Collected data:
..........

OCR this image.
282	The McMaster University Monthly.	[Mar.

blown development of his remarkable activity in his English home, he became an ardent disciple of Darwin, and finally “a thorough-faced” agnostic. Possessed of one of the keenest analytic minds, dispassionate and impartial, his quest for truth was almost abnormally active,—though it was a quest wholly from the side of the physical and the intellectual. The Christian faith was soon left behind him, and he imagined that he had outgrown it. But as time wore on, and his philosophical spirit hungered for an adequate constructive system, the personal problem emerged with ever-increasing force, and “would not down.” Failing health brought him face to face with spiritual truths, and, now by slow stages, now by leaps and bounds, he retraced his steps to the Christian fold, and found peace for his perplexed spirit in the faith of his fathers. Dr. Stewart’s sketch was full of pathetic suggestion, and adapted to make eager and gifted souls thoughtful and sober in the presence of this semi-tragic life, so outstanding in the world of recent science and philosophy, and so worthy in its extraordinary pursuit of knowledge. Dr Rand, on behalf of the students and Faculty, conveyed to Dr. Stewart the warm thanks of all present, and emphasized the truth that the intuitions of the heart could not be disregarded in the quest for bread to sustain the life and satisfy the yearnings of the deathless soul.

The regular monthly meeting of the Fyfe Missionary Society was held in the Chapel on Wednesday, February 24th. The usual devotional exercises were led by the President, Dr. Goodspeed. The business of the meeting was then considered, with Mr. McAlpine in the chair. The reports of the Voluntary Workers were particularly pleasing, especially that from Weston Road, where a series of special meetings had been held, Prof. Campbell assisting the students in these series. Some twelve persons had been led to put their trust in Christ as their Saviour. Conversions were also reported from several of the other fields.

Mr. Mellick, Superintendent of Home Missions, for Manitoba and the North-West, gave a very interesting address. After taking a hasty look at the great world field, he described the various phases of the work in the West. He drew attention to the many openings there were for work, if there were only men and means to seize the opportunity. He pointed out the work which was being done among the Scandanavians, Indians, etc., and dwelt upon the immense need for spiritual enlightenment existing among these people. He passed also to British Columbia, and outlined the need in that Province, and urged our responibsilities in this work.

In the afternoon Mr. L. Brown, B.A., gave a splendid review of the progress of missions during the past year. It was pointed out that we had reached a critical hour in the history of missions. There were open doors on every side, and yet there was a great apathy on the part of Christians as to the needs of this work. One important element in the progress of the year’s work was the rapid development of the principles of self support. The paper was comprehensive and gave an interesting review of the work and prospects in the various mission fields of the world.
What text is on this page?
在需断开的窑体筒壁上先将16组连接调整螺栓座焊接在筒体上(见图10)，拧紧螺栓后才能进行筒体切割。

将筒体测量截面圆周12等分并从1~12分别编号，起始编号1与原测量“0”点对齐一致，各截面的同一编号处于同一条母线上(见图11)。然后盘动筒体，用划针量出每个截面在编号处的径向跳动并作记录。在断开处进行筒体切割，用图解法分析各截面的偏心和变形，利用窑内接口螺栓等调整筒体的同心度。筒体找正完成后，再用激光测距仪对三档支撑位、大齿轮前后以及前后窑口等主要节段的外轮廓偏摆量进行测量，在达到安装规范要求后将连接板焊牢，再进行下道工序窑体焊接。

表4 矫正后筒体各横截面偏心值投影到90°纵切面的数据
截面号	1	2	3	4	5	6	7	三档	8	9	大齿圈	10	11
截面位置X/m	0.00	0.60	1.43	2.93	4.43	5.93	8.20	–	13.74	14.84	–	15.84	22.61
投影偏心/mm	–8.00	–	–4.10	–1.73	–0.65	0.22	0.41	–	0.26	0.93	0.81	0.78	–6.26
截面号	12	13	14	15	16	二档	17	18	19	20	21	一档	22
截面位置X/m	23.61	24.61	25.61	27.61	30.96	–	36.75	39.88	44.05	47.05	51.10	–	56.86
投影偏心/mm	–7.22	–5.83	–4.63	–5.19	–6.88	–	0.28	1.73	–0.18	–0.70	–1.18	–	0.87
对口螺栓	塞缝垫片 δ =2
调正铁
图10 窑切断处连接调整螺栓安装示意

..........

• Problem description:
Each line of the listing above should be output exactly.

• Output for this exercise:
OCR this image.
282	The McMaster University Monthly.	[Mar.

blown development of his remarkable activity in his English home, he became an ardent disciple of Darwin, and finally “a thorough-faced” agnostic. Possessed of one of the keenest analytic minds, dispassionate and impartial, his quest for truth was almost abnormally active,—though it was a quest wholly from the side of the physical and the intellectual. The Christian faith was soon left behind him, and he imagined that he had outgrown it. But as time wore on, and his philosophical spirit hungered for an adequate constructive system, the personal problem emerged with ever-increasing force, and “would not down.” Failing health brought him face to face with spiritual truths, and, now by slow stages, now by leaps and bounds, he retraced his steps to the Christian fold, and found peace for his perplexed spirit in the faith of his fathers. Dr. Stewart’s sketch was full of pathetic suggestion, and adapted to make eager and gifted souls thoughtful and sober in the presence of this semi-tragic life, so outstanding in the world of recent science and philosophy, and so worthy in its extraordinary pursuit of knowledge. Dr Rand, on behalf of the students and Faculty, conveyed to Dr. Stewart the warm thanks of all present, and emphasized the truth that the intuitions of the heart could not be disregarded in the quest for bread to sustain the life and satisfy the yearnings of the deathless soul.

The regular monthly meeting of the Fyfe Missionary Society was held in the Chapel on Wednesday, February 24th. The usual devotional exercises were led by the President, Dr. Goodspeed. The business of the meeting was then considered, with Mr. McAlpine in the chair. The reports of the Voluntary Workers were particularly pleasing, especially that from Weston Road, where a series of special meetings had been held, Prof. Campbell assisting the students in these series. Some twelve persons had been led to put their trust in Christ as their Saviour. Conversions were also reported from several of the other fields.

Mr. Mellick, Superintendent of Home Missions, for Manitoba and the North-West, gave a very interesting address. After taking a hasty look at the great world field, he described the various phases of the work in the West. He drew attention to the many openings there were for work, if there were only men and means to seize the opportunity. He pointed out the work which was being done among the Scandanavians, Indians, etc., and dwelt upon the immense need for spiritual enlightenment existing among these people. He passed also to British Columbia, and outlined the need in that Province, and urged our responibsilities in this work.

In the afternoon Mr. L. Brown, B.A., gave a splendid review of the progress of missions during the past year. It was pointed out that we had reached a critical hour in the history of missions. There were open doors on every side, and yet there was a great apathy on the part of Christians as to the needs of this work. One important element in the progress of the year’s work was the rapid development of the principles of self support. The paper was comprehensive and gave an interesting review of the work and prospects in the various mission fields of the world.
What text is on this page?
在需断开的窑体筒壁上先将16组连接调整螺栓座焊接在筒体上(见图10)，拧紧螺栓后才能进行筒体切割。

将筒体测量截面圆周12等分并从1~12分别编号，起始编号1与原测量“0”点对齐一致，各截面的同一编号处于同一条母线上(见图11)。然后盘动筒体，用划针量出每个截面在编号处的径向跳动并作记录。在断开处进行筒体切割，用图解法分析各截面的偏心和变形，利用窑内接口螺栓等调整筒体的同心度。筒体找正完成后，再用激光测距仪对三档支撑位、大齿轮前后以及前后窑口等主要节段的外轮廓偏摆量进行测量，在达到安装规范要求后将连接板焊牢，再进行下道工序窑体焊接。

表4 矫正后筒体各横截面偏心值投影到90°纵切面的数据
截面号	1	2	3	4	5	6	7	三档	8	9	大齿圈	10	11
截面位置X/m	0.00	0.60	1.43	2.93	4.43	5.93	8.20	–	13.74	14.84	–	15.84	22.61
投影偏心/mm	–8.00	–	–4.10	–1.73	–0.65	0.22	0.41	–	0.26	0.93	0.81	0.78	–6.26
截面号	12	13	14	15	16	二档	17	18	19	20	21	一档	22
截面位置X/m	23.61	24.61	25.61	27.61	30.96	–	36.75	39.88	44.05	47.05	51.10	–	56.86
投影偏心/mm	–7.22	–5.83	–4.63	–5.19	–6.88	–	0.28	1.73	–0.18	–0.70	–1.18	–	0.87
对口螺栓	塞缝垫片 δ =2
调正铁
图10 窑切断处连接调整螺栓安装示意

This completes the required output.